(Dataset items)
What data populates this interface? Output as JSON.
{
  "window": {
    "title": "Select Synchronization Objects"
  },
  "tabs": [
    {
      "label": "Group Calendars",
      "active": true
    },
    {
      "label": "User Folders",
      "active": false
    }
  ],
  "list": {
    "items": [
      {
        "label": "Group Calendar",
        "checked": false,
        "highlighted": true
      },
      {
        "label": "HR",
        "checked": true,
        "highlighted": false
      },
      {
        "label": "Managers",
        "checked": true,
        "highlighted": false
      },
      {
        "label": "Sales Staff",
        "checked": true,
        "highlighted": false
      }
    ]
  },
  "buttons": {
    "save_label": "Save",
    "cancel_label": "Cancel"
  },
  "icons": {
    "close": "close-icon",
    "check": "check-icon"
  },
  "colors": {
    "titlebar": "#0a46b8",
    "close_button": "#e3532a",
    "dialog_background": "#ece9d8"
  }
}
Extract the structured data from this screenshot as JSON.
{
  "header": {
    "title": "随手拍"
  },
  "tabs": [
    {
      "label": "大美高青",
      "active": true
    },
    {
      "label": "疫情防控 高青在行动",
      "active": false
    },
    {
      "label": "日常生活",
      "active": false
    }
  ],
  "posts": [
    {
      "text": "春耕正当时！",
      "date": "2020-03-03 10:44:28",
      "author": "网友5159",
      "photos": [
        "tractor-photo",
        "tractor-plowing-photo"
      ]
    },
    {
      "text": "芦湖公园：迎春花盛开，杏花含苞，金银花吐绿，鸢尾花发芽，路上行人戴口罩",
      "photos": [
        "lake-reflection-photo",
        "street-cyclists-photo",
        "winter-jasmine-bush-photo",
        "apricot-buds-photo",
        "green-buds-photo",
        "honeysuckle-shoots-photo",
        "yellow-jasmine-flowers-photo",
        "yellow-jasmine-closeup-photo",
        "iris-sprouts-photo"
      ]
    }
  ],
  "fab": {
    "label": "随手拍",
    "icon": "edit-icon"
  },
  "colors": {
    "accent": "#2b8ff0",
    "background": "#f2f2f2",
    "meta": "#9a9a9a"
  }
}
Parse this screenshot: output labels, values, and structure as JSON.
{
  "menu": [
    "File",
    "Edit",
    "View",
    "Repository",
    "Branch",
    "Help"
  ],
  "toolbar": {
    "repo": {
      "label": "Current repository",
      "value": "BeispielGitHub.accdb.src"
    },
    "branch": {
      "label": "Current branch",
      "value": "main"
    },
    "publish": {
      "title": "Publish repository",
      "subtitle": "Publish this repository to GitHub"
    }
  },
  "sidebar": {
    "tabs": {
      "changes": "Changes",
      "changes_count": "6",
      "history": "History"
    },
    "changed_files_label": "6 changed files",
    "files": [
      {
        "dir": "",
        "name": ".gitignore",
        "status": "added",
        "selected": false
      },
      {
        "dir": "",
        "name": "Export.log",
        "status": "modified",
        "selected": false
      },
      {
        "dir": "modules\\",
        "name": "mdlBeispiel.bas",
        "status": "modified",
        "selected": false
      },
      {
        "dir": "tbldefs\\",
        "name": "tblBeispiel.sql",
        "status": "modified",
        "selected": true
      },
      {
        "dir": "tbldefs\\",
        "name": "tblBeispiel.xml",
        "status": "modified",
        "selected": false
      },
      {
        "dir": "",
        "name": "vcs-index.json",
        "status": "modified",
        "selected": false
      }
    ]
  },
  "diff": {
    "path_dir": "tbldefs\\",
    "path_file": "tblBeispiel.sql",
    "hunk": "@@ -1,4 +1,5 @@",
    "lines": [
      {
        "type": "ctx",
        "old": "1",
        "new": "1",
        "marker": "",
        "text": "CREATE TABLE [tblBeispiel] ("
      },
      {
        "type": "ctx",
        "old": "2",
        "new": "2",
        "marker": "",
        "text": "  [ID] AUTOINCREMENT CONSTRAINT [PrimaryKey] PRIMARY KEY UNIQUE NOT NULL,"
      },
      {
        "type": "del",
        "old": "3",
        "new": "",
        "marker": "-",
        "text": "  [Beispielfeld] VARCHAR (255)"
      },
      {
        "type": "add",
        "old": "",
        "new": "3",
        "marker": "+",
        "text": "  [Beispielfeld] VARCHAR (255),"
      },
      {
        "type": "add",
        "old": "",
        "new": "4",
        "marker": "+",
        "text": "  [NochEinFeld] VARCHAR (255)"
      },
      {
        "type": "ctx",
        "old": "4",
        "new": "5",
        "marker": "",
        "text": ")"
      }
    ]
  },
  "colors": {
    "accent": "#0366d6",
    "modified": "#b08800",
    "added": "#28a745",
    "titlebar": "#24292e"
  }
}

Requirement
Type out the entries again, word for word.

Response
What data populates this interface? Output as JSON.
{
  "window": {
    "title": "Select Synchronization Objects"
  },
  "tabs": [
    {
      "label": "Group Calendars",
      "active": true
    },
    {
      "label": "User Folders",
      "active": false
    }
  ],
  "list": {
    "items": [
      {
        "label": "Group Calendar",
        "checked": false,
        "highlighted": true
      },
      {
        "label": "HR",
        "checked": true,
        "highlighted": false
      },
      {
        "label": "Managers",
        "checked": true,
        "highlighted": false
      },
      {
        "label": "Sales Staff",
        "checked": true,
        "highlighted": false
      }
    ]
  },
  "buttons": {
    "save_label": "Save",
    "cancel_label": "Cancel"
  },
  "icons": {
    "close": "close-icon",
    "check": "check-icon"
  },
  "colors": {
    "titlebar": "#0a46b8",
    "close_button": "#e3532a",
    "dialog_background": "#ece9d8"
  }
}
Extract the structured data from this screenshot as JSON.
{
  "header": {
    "title": "随手拍"
  },
  "tabs": [
    {
      "label": "大美高青",
      "active": true
    },
    {
      "label": "疫情防控 高青在行动",
      "active": false
    },
    {
      "label": "日常生活",
      "active": false
    }
  ],
  "posts": [
    {
      "text": "春耕正当时！",
      "date": "2020-03-03 10:44:28",
      "author": "网友5159",
      "photos": [
        "tractor-photo",
        "tractor-plowing-photo"
      ]
    },
    {
      "text": "芦湖公园：迎春花盛开，杏花含苞，金银花吐绿，鸢尾花发芽，路上行人戴口罩",
      "photos": [
        "lake-reflection-photo",
        "street-cyclists-photo",
        "winter-jasmine-bush-photo",
        "apricot-buds-photo",
        "green-buds-photo",
        "honeysuckle-shoots-photo",
        "yellow-jasmine-flowers-photo",
        "yellow-jasmine-closeup-photo",
        "iris-sprouts-photo"
      ]
    }
  ],
  "fab": {
    "label": "随手拍",
    "icon": "edit-icon"
  },
  "colors": {
    "accent": "#2b8ff0",
    "background": "#f2f2f2",
    "meta": "#9a9a9a"
  }
}
Parse this screenshot: output labels, values, and structure as JSON.
{
  "menu": [
    "File",
    "Edit",
    "View",
    "Repository",
    "Branch",
    "Help"
  ],
  "toolbar": {
    "repo": {
      "label": "Current repository",
      "value": "BeispielGitHub.accdb.src"
    },
    "branch": {
      "label": "Current branch",
      "value": "main"
    },
    "publish": {
      "title": "Publish repository",
      "subtitle": "Publish this repository to GitHub"
    }
  },
  "sidebar": {
    "tabs": {
      "changes": "Changes",
      "changes_count": "6",
      "history": "History"
    },
    "changed_files_label": "6 changed files",
    "files": [
      {
        "dir": "",
        "name": ".gitignore",
        "status": "added",
        "selected": false
      },
      {
        "dir": "",
        "name": "Export.log",
        "status": "modified",
        "selected": false
      },
      {
        "dir": "modules\\",
        "name": "mdlBeispiel.bas",
        "status": "modified",
        "selected": false
      },
      {
        "dir": "tbldefs\\",
        "name": "tblBeispiel.sql",
        "status": "modified",
        "selected": true
      },
      {
        "dir": "tbldefs\\",
        "name": "tblBeispiel.xml",
        "status": "modified",
        "selected": false
      },
      {
        "dir": "",
        "name": "vcs-index.json",
        "status": "modified",
        "selected": false
      }
    ]
  },
  "diff": {
    "path_dir": "tbldefs\\",
    "path_file": "tblBeispiel.sql",
    "hunk": "@@ -1,4 +1,5 @@",
    "lines": [
      {
        "type": "ctx",
        "old": "1",
        "new": "1",
        "marker": "",
        "text": "CREATE TABLE [tblBeispiel] ("
      },
      {
        "type": "ctx",
        "old": "2",
        "new": "2",
        "marker": "",
        "text": "  [ID] AUTOINCREMENT CONSTRAINT [PrimaryKey] PRIMARY KEY UNIQUE NOT NULL,"
      },
      {
        "type": "del",
        "old": "3",
        "new": "",
        "marker": "-",
        "text": "  [Beispielfeld] VARCHAR (255)"
      },
      {
        "type": "add",
        "old": "",
        "new": "3",
        "marker": "+",
        "text": "  [Beispielfeld] VARCHAR (255),"
      },
      {
        "type": "add",
        "old": "",
        "new": "4",
        "marker": "+",
        "text": "  [NochEinFeld] VARCHAR (255)"
      },
      {
        "type": "ctx",
        "old": "4",
        "new": "5",
        "marker": "",
        "text": ")"
      }
    ]
  },
  "colors": {
    "accent": "#0366d6",
    "modified": "#b08800",
    "added": "#28a745",
    "titlebar": "#24292e"
  }
}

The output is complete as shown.